▶ _EXERCISE TASK 1_
In the hockey buyouts text, what was the buyout amount for Tim Gleason?

16. Mike Commodore, Blue Jackets
Commodore’s tough play and intriguing hair made him a fan favourite with the Columbus Blue Jackets. Still, Commodore only played 77 games over the final two seasons of his five-year, $18.75-million deal and was bought out for $4.56 million after the the 2010-11 season.

15. Tim Gleason, Toronto Maple Leafs
Needing to shore up its defence, Toronto dealt John-Michael Liles to the Hurricanes for the stay-at-home defenceman. Yet the 31-year-old was minus-14 in only 39 games and could be considered one of the scapegoats for the Leafs’ epic late-season collapse. Signed through 2016, Gleason was bought out for $5.33 million over the next four seasons and rejoined the Hurricanes at a lower rate.

▶ _Excerpt from a dataset_

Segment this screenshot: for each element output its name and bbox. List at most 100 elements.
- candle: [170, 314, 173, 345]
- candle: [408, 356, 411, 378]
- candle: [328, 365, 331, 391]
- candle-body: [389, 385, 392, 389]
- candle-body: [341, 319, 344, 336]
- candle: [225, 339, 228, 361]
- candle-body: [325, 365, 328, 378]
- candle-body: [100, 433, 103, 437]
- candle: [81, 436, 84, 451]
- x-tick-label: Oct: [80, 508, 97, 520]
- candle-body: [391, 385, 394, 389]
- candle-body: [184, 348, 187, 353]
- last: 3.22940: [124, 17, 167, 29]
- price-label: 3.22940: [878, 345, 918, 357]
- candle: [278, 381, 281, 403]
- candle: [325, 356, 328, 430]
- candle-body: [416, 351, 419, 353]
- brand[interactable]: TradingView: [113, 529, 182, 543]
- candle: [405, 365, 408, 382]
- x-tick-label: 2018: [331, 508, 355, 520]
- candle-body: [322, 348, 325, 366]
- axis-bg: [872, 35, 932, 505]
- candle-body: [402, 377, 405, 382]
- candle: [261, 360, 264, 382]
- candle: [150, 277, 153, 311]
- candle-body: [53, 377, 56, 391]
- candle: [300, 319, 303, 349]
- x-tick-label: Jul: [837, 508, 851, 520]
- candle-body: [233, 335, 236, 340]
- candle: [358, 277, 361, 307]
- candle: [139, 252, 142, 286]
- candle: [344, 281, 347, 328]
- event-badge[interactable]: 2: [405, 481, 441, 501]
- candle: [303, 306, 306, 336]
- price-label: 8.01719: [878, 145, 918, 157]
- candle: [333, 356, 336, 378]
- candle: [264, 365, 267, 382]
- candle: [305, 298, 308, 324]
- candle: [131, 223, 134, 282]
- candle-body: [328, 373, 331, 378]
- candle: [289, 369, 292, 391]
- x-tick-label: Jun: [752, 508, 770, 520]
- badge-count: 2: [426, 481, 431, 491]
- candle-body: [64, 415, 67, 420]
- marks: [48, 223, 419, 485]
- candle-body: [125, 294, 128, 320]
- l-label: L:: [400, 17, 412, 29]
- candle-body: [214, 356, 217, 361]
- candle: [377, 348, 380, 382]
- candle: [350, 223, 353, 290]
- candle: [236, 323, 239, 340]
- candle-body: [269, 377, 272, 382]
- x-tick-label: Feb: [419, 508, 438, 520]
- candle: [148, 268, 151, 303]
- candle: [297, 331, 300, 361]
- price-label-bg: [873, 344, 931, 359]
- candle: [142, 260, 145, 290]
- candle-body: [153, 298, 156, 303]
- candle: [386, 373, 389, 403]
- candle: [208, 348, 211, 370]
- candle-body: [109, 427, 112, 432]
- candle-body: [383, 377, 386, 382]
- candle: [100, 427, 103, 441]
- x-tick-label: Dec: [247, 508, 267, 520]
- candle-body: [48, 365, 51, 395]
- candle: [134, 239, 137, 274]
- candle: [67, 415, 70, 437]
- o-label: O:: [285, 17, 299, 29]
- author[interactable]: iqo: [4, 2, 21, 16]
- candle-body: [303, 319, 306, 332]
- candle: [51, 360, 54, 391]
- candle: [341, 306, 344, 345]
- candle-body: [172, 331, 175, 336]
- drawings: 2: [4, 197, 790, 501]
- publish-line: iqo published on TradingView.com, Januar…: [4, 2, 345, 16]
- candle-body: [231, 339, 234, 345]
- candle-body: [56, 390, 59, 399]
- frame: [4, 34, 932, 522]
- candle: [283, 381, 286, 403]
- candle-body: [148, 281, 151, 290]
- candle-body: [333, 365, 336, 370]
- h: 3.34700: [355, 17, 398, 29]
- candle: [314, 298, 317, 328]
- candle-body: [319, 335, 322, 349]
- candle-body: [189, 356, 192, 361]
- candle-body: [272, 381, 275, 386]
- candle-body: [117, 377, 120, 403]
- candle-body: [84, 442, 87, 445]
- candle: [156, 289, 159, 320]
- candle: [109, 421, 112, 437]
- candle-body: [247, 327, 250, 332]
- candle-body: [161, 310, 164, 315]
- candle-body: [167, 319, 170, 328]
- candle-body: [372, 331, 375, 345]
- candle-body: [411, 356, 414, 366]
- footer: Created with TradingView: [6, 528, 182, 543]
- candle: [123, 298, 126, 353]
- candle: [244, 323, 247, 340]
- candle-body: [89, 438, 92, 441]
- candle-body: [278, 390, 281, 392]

▶ _EXERCISE TASK 2_
Please rewrite the records from their first line through the line containing "- candle: [81, 436, 84, 451]", replacing "bbox" with "bounding box" and keeping everything else unchanged.

▶ _EXERCISE RESULT 1_
$5.33 million over the next four seasons.

▶ _EXERCISE RESULT 2_
Segment this screenshot: for each element output its name and bounding box. List at most 100 elements.
- candle: [170, 314, 173, 345]
- candle: [408, 356, 411, 378]
- candle: [328, 365, 331, 391]
- candle-body: [389, 385, 392, 389]
- candle-body: [341, 319, 344, 336]
- candle: [225, 339, 228, 361]
- candle-body: [325, 365, 328, 378]
- candle-body: [100, 433, 103, 437]
- candle: [81, 436, 84, 451]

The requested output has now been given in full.